RECORDS FOR THIS TASK:

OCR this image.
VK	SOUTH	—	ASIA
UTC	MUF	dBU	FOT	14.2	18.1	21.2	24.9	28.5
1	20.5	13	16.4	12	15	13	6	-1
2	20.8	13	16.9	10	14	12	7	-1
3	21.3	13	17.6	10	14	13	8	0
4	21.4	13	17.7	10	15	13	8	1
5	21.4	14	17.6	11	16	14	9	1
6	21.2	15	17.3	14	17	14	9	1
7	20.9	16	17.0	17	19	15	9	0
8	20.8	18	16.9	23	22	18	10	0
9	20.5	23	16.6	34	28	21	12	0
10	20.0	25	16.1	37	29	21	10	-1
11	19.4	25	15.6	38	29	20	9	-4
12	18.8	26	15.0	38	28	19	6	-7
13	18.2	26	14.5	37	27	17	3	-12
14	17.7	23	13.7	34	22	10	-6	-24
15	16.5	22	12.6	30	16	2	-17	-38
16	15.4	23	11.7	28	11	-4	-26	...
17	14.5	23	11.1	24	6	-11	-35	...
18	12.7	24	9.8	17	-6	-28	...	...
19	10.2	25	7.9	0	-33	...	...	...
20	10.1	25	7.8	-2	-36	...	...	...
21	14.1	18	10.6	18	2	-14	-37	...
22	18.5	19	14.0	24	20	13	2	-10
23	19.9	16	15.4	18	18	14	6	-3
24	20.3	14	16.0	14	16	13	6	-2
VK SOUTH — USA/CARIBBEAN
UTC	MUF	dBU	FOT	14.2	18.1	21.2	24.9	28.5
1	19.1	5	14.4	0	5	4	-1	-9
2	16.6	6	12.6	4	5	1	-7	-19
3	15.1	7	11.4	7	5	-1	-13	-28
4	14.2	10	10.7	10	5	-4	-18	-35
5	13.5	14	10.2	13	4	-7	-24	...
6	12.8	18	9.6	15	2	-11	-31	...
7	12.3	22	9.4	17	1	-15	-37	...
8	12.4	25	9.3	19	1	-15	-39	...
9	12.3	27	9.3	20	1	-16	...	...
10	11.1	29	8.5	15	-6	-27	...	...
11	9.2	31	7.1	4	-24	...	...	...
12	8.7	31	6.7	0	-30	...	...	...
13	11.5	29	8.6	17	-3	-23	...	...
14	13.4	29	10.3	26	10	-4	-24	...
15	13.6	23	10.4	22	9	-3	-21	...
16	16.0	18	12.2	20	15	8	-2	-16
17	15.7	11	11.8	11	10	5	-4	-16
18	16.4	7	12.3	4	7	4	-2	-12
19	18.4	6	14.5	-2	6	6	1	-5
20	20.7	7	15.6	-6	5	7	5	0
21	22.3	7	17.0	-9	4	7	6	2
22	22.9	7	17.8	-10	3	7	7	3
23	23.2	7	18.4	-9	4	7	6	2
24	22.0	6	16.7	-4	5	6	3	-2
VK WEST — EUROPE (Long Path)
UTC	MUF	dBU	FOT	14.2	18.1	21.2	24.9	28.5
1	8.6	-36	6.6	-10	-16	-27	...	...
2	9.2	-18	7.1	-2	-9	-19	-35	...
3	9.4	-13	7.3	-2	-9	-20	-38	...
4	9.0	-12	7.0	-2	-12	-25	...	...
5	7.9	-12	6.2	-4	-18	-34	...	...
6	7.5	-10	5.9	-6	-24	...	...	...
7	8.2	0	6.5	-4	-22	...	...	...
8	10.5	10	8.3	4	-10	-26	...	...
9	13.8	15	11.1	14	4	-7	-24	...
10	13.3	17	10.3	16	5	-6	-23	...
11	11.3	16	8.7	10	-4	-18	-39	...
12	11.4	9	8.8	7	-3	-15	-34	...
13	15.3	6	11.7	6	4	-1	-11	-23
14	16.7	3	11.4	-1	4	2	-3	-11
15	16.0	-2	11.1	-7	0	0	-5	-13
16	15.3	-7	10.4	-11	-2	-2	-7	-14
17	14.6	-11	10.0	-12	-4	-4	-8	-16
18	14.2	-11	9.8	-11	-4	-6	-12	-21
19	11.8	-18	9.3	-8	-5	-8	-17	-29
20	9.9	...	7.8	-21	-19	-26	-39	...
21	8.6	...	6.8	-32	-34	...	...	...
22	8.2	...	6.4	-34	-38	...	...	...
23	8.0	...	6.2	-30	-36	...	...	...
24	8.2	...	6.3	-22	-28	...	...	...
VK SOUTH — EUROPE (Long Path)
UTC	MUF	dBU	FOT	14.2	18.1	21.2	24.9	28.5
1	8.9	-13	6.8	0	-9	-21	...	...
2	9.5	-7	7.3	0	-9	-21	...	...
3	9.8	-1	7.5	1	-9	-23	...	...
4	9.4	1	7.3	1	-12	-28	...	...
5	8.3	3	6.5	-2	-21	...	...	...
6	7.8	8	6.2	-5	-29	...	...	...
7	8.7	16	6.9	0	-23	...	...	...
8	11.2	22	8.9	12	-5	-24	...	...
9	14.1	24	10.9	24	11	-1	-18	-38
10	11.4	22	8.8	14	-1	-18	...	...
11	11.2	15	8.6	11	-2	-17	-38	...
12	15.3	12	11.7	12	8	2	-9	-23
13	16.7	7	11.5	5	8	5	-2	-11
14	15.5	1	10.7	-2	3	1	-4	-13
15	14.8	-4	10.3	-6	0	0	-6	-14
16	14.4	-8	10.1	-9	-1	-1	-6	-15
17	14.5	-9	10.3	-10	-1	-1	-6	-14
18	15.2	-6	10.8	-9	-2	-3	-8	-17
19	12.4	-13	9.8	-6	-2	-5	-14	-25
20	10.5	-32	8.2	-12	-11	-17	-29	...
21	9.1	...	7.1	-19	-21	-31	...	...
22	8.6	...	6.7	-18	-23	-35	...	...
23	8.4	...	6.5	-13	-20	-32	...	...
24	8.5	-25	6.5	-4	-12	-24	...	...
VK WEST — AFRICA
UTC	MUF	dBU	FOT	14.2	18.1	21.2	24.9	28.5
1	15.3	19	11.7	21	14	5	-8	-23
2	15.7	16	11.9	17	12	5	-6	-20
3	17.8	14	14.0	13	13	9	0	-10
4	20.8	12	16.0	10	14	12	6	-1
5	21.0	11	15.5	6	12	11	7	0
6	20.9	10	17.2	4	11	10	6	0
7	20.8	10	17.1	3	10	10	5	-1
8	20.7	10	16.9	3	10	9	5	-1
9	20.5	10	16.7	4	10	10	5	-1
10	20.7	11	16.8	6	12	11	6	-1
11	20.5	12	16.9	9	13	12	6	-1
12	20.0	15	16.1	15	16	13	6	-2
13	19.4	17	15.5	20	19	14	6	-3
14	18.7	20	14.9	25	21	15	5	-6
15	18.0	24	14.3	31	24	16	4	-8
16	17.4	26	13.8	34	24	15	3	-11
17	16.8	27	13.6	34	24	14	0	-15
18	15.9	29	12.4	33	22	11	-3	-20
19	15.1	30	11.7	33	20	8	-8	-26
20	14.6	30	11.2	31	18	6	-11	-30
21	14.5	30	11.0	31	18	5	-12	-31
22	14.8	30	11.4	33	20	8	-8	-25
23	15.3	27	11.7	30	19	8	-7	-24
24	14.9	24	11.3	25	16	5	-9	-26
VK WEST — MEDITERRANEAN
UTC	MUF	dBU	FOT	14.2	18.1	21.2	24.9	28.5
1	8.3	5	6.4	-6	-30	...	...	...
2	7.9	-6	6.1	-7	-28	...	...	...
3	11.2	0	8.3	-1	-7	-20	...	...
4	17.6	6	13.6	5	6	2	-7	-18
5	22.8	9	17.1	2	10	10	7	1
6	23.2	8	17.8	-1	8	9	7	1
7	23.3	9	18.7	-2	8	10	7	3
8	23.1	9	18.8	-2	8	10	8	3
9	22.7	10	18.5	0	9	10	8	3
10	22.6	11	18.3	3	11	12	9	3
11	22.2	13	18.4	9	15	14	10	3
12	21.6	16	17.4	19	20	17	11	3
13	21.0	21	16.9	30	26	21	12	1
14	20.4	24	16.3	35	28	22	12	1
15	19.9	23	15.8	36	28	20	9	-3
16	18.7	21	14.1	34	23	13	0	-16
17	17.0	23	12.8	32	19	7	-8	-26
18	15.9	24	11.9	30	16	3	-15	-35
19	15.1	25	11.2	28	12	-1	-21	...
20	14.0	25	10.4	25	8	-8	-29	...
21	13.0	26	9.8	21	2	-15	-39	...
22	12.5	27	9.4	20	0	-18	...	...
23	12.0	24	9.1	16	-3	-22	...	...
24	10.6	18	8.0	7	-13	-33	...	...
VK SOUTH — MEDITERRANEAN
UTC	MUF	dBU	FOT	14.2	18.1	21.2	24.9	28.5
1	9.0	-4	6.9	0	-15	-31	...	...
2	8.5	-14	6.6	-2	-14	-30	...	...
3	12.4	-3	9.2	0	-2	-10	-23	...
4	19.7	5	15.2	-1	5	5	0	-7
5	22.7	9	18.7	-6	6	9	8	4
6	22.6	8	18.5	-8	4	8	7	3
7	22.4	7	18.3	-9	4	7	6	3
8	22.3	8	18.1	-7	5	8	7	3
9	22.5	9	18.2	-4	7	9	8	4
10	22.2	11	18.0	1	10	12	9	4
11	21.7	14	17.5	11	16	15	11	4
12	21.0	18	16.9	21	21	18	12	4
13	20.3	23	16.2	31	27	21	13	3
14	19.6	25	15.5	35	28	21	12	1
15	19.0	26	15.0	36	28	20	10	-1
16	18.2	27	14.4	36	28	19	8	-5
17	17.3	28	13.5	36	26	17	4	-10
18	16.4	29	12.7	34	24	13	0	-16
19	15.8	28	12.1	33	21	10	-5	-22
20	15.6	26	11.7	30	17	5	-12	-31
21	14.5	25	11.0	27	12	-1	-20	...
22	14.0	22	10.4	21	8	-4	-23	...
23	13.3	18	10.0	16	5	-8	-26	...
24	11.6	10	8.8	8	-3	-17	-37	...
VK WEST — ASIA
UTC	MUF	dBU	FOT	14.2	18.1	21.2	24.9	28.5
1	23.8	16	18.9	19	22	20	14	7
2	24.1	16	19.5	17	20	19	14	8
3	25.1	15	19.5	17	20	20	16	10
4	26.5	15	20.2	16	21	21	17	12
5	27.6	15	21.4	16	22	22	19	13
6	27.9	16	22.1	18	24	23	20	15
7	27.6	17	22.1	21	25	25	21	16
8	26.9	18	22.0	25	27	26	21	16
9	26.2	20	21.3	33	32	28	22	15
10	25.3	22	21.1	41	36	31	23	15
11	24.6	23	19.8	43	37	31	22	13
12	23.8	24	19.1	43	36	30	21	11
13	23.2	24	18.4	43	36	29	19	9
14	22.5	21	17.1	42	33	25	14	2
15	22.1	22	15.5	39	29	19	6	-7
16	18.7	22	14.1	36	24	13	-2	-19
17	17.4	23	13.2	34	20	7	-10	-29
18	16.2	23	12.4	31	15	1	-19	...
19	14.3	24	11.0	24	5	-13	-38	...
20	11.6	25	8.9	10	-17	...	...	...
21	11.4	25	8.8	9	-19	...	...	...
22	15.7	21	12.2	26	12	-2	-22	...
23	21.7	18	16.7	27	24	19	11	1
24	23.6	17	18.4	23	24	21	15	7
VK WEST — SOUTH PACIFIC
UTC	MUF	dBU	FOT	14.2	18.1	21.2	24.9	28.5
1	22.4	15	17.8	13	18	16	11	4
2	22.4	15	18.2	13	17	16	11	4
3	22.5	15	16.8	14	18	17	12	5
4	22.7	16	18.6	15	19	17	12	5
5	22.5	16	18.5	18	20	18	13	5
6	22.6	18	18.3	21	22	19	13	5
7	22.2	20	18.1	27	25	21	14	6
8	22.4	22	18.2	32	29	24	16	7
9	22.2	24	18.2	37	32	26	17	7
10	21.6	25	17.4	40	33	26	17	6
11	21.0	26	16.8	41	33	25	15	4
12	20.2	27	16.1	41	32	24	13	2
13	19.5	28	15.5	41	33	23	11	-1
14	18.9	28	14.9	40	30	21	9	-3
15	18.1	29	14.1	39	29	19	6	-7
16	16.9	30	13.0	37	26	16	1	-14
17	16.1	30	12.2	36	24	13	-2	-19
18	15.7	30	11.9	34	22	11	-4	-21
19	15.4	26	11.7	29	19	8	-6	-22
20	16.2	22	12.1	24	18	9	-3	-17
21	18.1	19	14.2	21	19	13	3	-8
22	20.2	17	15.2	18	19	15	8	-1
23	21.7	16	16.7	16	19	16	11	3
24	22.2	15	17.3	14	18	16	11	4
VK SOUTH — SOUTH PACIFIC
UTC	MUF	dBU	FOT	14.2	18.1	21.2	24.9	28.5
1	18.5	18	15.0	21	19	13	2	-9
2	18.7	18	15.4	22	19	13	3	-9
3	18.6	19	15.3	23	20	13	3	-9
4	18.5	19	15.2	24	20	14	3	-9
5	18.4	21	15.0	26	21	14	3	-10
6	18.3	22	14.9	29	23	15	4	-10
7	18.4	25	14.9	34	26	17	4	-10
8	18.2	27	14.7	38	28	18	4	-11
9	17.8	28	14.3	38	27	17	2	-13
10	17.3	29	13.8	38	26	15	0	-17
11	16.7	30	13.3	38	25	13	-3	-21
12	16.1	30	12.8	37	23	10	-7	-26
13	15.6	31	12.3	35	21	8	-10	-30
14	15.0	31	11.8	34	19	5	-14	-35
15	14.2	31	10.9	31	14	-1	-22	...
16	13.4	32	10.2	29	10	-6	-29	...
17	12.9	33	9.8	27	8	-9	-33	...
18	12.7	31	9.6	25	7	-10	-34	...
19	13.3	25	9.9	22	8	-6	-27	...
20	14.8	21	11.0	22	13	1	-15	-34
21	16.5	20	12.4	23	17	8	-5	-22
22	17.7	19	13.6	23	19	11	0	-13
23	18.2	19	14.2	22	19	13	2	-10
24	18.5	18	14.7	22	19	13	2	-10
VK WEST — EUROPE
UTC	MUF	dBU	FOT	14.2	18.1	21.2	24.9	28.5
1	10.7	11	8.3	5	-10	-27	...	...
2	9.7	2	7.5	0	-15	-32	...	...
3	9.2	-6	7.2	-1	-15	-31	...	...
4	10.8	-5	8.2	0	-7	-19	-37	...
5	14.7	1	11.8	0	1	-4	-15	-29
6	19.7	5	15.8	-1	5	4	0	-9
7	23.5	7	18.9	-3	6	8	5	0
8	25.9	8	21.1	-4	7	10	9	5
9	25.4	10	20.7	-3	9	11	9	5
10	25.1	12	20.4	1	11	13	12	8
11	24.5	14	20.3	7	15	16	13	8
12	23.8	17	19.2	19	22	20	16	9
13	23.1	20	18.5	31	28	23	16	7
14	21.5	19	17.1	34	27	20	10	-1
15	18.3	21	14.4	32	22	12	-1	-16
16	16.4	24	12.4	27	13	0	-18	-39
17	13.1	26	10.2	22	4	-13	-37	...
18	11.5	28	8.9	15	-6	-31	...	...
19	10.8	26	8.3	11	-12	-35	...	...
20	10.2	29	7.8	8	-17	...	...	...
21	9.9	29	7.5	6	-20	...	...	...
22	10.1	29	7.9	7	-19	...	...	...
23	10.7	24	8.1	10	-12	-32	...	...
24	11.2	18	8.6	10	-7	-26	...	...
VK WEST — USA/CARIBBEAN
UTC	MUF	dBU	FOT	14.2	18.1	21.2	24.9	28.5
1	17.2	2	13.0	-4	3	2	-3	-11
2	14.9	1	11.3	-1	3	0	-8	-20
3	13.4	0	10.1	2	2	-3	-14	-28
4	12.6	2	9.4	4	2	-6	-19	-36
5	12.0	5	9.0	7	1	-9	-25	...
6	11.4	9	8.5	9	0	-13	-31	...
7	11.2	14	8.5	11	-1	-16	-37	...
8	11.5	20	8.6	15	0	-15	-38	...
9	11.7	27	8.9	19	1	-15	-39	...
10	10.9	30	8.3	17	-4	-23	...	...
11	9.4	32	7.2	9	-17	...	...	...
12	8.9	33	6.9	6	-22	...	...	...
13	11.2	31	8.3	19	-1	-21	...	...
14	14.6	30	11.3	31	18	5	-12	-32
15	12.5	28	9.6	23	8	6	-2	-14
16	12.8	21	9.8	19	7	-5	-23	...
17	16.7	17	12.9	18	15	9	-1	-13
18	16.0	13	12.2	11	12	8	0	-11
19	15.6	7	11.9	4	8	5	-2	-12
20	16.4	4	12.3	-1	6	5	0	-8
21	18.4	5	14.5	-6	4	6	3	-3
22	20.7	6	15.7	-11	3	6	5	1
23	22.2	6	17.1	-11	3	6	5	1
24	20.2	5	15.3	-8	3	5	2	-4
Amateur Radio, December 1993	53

STATED TASK: Copy each line of the preceding data that contains the string "SOUTH".

RESPONSE TO THE TASK:
VK	SOUTH	—	ASIA
VK SOUTH — USA/CARIBBEAN
VK SOUTH — EUROPE (Long Path)
VK SOUTH — MEDITERRANEAN
VK WEST — SOUTH PACIFIC
VK SOUTH — SOUTH PACIFIC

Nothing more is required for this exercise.